Challenges
[1] Name every user who posted in the forum thread on AGCFAD tuning, in the order their posts appear.
[2] From the listing, return the lines verbatim: start at the line containing "step-b1: 1. 650" and end after the line containing "grid-cell: 0 [343,363,367,390]".

*** Source excerpt

# Question about Agcfad (6 string) tuning.



## houseoffists (Sep 2, 2014)

I've read about a few bands taking either D standard or drop C tuning and dropping the low string to a low A while leaving the rest of the strings GCFAD. My questions are..

1. Has anyone here tried it? And does it work well? I think you could come up with some interesting stuff with the change of note relativity.

2. If you did this wouldn't you have to change the gauge of the string to at least a 7 string low B type gauge? 

Thanks!

BTW yes I know this is basically like playing down one step on a 7 just missing the D string but I don't own a 7 string at the moment


----------



## speedy thrash (Sep 2, 2014)

It makes some pretty cool chords because of the 2 low string being nearly an octave apart (you could try GGCFAD) I personally love these tunings but a thicker gauge would help a lot.


----------



## KristapsCoCoo (Sep 2, 2014)

I love to use this trick. I use it with drop G# - I drop 7th string to F, so it's and octave on lower strings(to lazy to think if that's the same deal as tuning you described ). And it works great, changes the way you play a lot. Got a song that I couldn't quite finish and rewrote it in this tuning and it just worked so well, it could never sound as bad ass as it sounds now in simple drop tuning.
This one is in the same tuning too:

[SC]https://soundcloud.com/kristapsmelderis/demo2[/SC]

Kinda stole this idea from Architects, but it's working out so well, that I don't even feel bad! 
And as you just have to adjust one string, it's pretty easy to use both this and standart drop live with one guitar.


----------



## ghost_of_karelia (Sep 2, 2014)

I pretty much learned this tuning as my meat and potatoes (grew up playing a LOT of Mastodon) and it's a really really fantastic tuning to use. If you finger a two-string power chord in the standard shape, instead of the interval being a fifth in the new tuning it's an octave, which makes for some incredibly gnarly variations on the standard rock/metal shape. It also opens a whole new range of notes without either a) adding other strings or b) throwing itself out of whack with the rest of the strings interval-wise, you can still use logical shapes and stretches to play most ordinary stuff.

******
*** Input data

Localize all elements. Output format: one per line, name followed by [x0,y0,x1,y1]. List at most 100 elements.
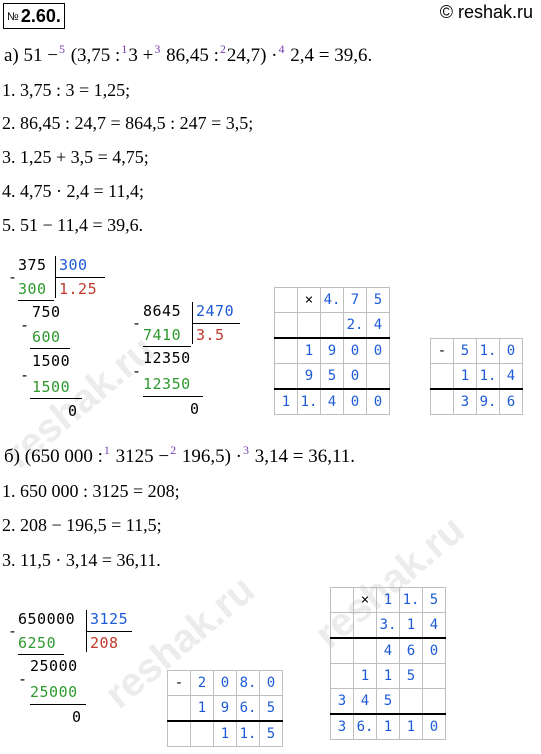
step-b1: 1. 650 000 : 3125 = 208; [2,481,180,501]
remainder: 1500 [32,352,71,370]
subtrahend: 600 [32,328,61,346]
grid-cell: 9 [297,363,321,390]
grid-cell: × [297,287,321,313]
step-b2: 2. 208 − 196,5 = 11,5; [2,515,162,535]
grid-cell [274,312,298,339]
grid-row: × 1 1. 5 [330,587,446,613]
minus-sign: - [8,622,18,640]
grid-cell: 4 [499,363,523,390]
grid-cell: 0 [343,363,367,390]
grid-cell: - [167,670,191,696]
grid-cell: 1. [399,587,423,613]
grid-cell: 6. [236,695,260,722]
eq-text: 3 + [128,45,154,66]
grid-cell: 5 [366,287,390,313]
subtrahend: 7410 [143,326,182,344]
eq-text: б) (650 000 : [4,446,103,467]
multiplication-11.5-by-3.14: × 1 1. 5 3. 1 4 4 6 0 1 1 5 3 4 5 3 6. 1 1 0 [330,587,446,740]
grid-cell [297,312,321,339]
grid-cell: 3 [330,688,354,715]
grid-cell: 6 [499,388,523,415]
problem-number-badge: № 2.60. [3,3,65,29]
minus-sign: - [18,670,28,688]
grid-cell: - [430,338,454,364]
grid-cell: 4 [366,312,390,339]
dividend: 650000 [18,610,76,628]
order-mark: 2 [170,443,177,457]
minus-sign: - [8,268,18,286]
grid-cell: 1 [453,363,477,390]
equation-a: а) 51 −5 (3,75 :13 +3 86,45 :224,7) ·4 2… [4,42,372,67]
grid-cell: 4. [320,287,344,313]
grid-cell: 1 [376,713,400,740]
order-mark: 1 [103,443,110,457]
grid-cell: 0 [259,670,283,696]
grid-cell: 1 [399,612,423,639]
grid-cell [167,720,191,747]
grid-cell: 0 [366,337,390,364]
grid-cell [330,663,354,689]
grid-row: 345 [330,688,446,715]
grid-cell [366,363,390,390]
divisor: 3125 [90,610,129,628]
grid-row: 1 1. 5 [167,720,283,747]
quotient: 208 [90,634,119,652]
grid-cell: 5 [422,587,446,613]
grid-row: -5 1. 0 [430,338,523,364]
remainder: 750 [32,303,61,321]
dividend: 8645 [143,302,182,320]
grid-cell: 4 [353,688,377,715]
order-mark: 2 [219,42,226,56]
grid-cell: 4 [422,612,446,639]
grid-cell: 3 [330,713,354,740]
grid-cell: 2 [190,670,214,696]
grid-cell: 1 [297,337,321,364]
grid-cell: 5 [259,695,283,722]
grid-cell: 1 [376,663,400,689]
grid-cell: 4 [376,637,400,664]
order-mark: 3 [154,42,161,56]
grid-cell: 0 [422,637,446,664]
remainder: 0 [72,708,82,726]
grid-cell [330,587,354,613]
remainder: 25000 [30,657,78,675]
grid-row: × 4. 7 5 [274,287,390,313]
grid-row: 460 [330,637,446,664]
grid-cell [274,363,298,390]
grid-cell: 9. [476,388,500,415]
grid-cell [399,688,423,715]
grid-row: 2. 4 [274,312,390,339]
order-mark: 3 [242,443,249,457]
problem-number: 2.60. [20,6,61,26]
step-a5: 5. 51 − 11,4 = 39,6. [2,215,144,235]
dividend: 375 [18,256,47,274]
grid-cell [422,663,446,689]
step-a4: 4. 4,75 · 2,4 = 11,4; [2,181,144,201]
grid-row: 1 9 6. 5 [167,695,283,722]
subtrahend: 6250 [18,634,57,652]
grid-cell: 0 [213,670,237,696]
grid-row: 3 9. 6 [430,388,523,415]
eq-text: а) 51 − [4,45,58,66]
quotient: 3.5 [196,326,225,344]
grid-cell: 1 [376,587,400,613]
subtrahend: 25000 [30,683,78,701]
grid-row: 1900 [274,337,390,364]
eq-text: 196,5) · [181,446,242,467]
grid-cell: 5 [320,363,344,390]
grid-cell [330,612,354,639]
grid-cell [320,312,344,339]
step-a2: 2. 86,45 : 24,7 = 864,5 : 247 = 3,5; [2,113,254,133]
eq-text: 3125 − [115,446,170,467]
grid-cell: 1. [236,720,260,747]
grid-cell: 0 [343,388,367,415]
subtrahend: 12350 [143,375,191,393]
grid-cell: 5 [453,338,477,364]
grid-row: 115 [330,663,446,689]
grid-cell: 8. [236,670,260,696]
grid-cell: 5 [399,663,423,689]
grid-cell: 5 [376,688,400,715]
grid-cell: 0 [366,388,390,415]
grid-row: 950 [274,363,390,390]
remainder: 0 [190,400,200,418]
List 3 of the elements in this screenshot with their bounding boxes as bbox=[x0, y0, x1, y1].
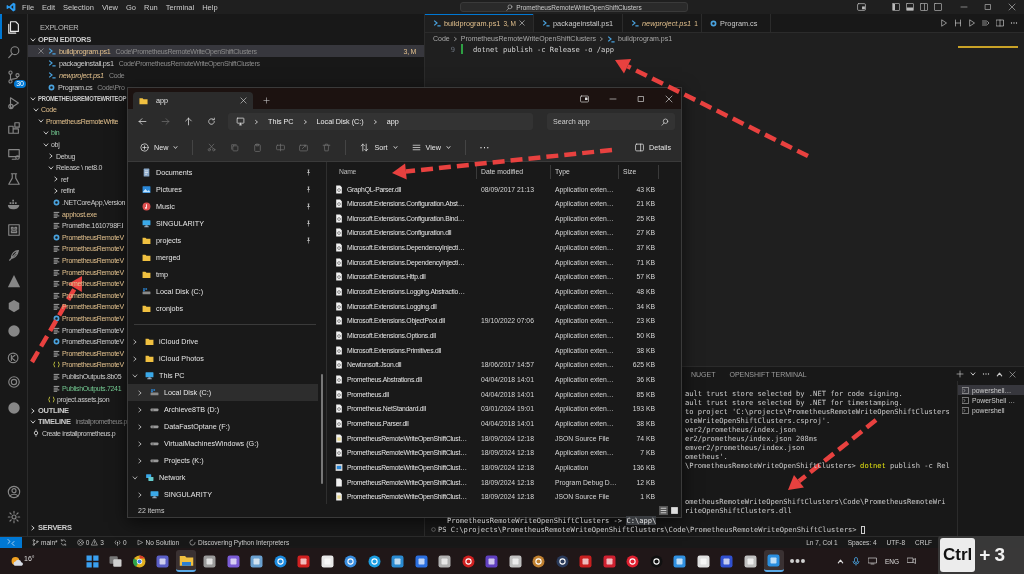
key-cap: Ctrl bbox=[940, 538, 976, 572]
key-label: 3 bbox=[994, 544, 1005, 566]
key-label: + bbox=[979, 544, 991, 566]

******

Solution list
[1]
houseoffists
speedy thrash
KristapsCoCoo
ghost_of_karelia

[2]
step-b1: 1. 650 000 : 3125 = 208; [2,481,180,501]
remainder: 1500 [32,352,71,370]
subtrahend: 600 [32,328,61,346]
grid-cell: 9 [297,363,321,390]
grid-cell: × [297,287,321,313]
step-b2: 2. 208 − 196,5 = 11,5; [2,515,162,535]
grid-cell [274,312,298,339]
grid-row: × 1 1. 5 [330,587,446,613]
minus-sign: - [8,622,18,640]
grid-cell: 4 [499,363,523,390]
grid-cell: 0 [343,363,367,390]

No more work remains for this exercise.